WORK INSTRUCTIONS = From the text on the International Polar Year below, list every opportunity that the 2007–2008 IPY presents through making human health a research theme.

EXERCISE TEXT =

------------------------------------------------------------------------

The current 4th IPY covers the period March 2007 to March 2009, although it is officially designated IPY 2007–2008. It was established by the International Council for Science, the National Academy of Sciences and World Meteorological Organization. This period of focused scientific research promises to “... further our understanding of the physical and social process in Polar Regions, examine their globally-connected role in the climate system and establish research infrastructure for the future, and serve to attract and develop a new generation of scientists and engineers with the versatility to tackle complex global issues” ( The 2007–2008 IPY also features human health as a research theme for the first time and thus presents an opportunity to do the following: 1) increase global awareness and visibility of health concerns of Arctic peoples, 2) foster human health research, 3) promote health protection strategies, and 4) ultimately improve the health and well being of Arctic peoples (

The Arctic is unique in many respects. It has a sparse population, scattered over a very large geographic area; climate and latitude marked by seasonal extremes of temperature and daylight; and a spirited history of cross-border cooperation on issues of concern to Arctic peoples. The Arctic is home to ≈4 million people; approximately one tenth (350,000) are of indigenous ancestry (1). Many live in remote, isolated communities and are, as depicted by Fred Machetanz on the cover of this issue, still dependent on a traditional subsistence way of life that has little economic infrastructure. Health concerns of Arctic peoples include the remaining health disparities that exist between indigenous and nonindigenous segments of the population as well as the potential impact of a changing Arctic environment, characterized by rapid economic change and modernization, environmental pollution, alterations in the traditional subsistence food supply, and climate change (2).

Life expectancy in Arctic populations has greatly improved since the last IPY. For example, in 1950, the life expectancy for Alaska Natives, the indigenous people of Alaska, was 47 years at birth compared with 66 years for the general US population. By 2000, the life expectancy for Alaska Natives was 69.5 years, a gain of >20 years. Reductions in deaths from infectious diseases for Alaska Natives have been especially dramatic. In 1950, 47% of deaths among Alaska Natives were due to infections, as compared with only 3% for non-Native Alaskans. By 1990, infectious diseases caused only 1.2% of Alaska Native deaths, very similar to the 1% seen for non-Native Alaskans. Much of this improvement can be attributed to improved living conditions, provision of safe water and sewage disposal, implementation of vaccination programs, training of community-based health providers, and an integrated healthcare delivery system that provides improved access to better quality healthcare (3).

------------------------------------------------------------------------

ENTRIES PROVIDED =
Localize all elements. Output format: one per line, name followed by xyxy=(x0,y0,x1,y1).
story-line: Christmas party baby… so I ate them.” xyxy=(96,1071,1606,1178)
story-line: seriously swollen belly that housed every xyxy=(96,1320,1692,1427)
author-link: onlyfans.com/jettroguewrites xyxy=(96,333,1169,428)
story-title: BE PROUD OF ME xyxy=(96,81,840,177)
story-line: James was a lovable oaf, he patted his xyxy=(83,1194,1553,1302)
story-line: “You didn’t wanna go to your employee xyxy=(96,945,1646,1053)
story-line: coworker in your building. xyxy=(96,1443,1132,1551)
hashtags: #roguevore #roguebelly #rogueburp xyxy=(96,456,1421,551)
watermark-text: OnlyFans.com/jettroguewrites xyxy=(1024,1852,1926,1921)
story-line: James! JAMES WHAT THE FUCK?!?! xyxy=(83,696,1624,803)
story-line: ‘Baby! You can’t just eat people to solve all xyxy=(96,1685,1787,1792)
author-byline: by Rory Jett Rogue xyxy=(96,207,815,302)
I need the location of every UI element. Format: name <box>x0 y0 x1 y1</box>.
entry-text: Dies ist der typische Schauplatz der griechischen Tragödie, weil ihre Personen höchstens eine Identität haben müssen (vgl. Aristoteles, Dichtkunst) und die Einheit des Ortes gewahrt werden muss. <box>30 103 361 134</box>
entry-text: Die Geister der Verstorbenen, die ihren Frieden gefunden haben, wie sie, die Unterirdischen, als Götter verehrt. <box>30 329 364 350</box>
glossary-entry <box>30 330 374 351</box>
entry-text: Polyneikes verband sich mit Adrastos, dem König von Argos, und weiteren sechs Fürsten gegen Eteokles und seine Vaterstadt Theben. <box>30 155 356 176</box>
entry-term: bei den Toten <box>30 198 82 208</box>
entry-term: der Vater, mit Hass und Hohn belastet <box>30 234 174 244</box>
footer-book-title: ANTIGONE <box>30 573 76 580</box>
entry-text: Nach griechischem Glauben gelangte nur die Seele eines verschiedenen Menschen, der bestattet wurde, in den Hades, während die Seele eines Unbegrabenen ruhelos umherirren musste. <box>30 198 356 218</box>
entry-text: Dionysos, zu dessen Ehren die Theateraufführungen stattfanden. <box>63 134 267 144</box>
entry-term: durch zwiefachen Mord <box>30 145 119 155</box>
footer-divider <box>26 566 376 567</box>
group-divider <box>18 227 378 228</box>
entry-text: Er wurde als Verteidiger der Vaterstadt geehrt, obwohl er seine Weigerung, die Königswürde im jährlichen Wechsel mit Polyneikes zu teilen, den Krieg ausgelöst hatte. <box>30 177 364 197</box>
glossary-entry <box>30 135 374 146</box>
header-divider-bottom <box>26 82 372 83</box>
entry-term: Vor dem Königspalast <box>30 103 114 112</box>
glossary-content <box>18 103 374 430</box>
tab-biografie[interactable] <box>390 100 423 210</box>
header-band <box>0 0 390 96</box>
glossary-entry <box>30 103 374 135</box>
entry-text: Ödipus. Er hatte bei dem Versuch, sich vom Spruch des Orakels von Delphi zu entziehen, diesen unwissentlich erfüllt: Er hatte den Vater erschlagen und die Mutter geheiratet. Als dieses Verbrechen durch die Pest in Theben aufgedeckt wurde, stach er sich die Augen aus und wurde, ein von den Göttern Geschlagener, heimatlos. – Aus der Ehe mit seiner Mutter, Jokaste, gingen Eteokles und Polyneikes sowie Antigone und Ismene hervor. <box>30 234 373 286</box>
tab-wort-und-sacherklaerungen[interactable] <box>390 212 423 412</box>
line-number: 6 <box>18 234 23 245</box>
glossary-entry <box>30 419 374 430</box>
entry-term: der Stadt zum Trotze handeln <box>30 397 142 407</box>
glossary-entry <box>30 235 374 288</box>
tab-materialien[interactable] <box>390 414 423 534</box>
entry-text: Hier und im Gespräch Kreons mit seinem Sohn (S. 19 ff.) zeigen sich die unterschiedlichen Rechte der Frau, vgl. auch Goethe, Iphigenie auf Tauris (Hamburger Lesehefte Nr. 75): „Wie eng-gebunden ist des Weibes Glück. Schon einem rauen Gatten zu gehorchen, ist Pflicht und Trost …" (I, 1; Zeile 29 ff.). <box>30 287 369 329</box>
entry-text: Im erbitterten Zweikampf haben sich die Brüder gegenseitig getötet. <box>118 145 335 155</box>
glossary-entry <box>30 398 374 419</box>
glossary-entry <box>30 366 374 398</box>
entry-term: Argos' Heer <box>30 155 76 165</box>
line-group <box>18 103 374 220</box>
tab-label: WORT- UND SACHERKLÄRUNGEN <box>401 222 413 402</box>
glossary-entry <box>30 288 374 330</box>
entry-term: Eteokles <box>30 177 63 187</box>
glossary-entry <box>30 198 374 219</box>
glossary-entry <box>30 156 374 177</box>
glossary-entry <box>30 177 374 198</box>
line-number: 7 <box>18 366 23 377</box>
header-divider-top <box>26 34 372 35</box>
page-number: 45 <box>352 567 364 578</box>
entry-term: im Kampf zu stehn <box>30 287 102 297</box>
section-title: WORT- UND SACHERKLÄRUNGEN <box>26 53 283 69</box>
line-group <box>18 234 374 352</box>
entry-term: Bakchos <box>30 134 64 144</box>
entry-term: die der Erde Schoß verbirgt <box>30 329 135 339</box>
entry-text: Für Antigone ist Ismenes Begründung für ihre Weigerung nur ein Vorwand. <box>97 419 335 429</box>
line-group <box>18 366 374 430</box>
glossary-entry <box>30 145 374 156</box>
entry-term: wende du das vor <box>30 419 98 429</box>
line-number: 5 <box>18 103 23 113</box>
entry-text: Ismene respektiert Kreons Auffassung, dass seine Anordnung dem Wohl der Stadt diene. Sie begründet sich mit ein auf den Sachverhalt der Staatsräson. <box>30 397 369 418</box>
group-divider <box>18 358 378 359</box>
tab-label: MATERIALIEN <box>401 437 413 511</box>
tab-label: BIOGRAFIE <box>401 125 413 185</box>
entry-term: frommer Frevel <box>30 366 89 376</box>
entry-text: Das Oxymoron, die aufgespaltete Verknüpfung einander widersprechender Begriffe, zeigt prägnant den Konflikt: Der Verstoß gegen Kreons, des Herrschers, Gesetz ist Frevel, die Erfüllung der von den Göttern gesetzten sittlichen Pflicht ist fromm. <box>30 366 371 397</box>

------------------------------------------------------------------------

SOLUTION FOR THIS TASK =
1) Increase global awareness and visibility of health concerns of Arctic peoples
2) Foster human health research
3) Promote health protection strategies
4) Ultimately improve the health and well being of Arctic peoples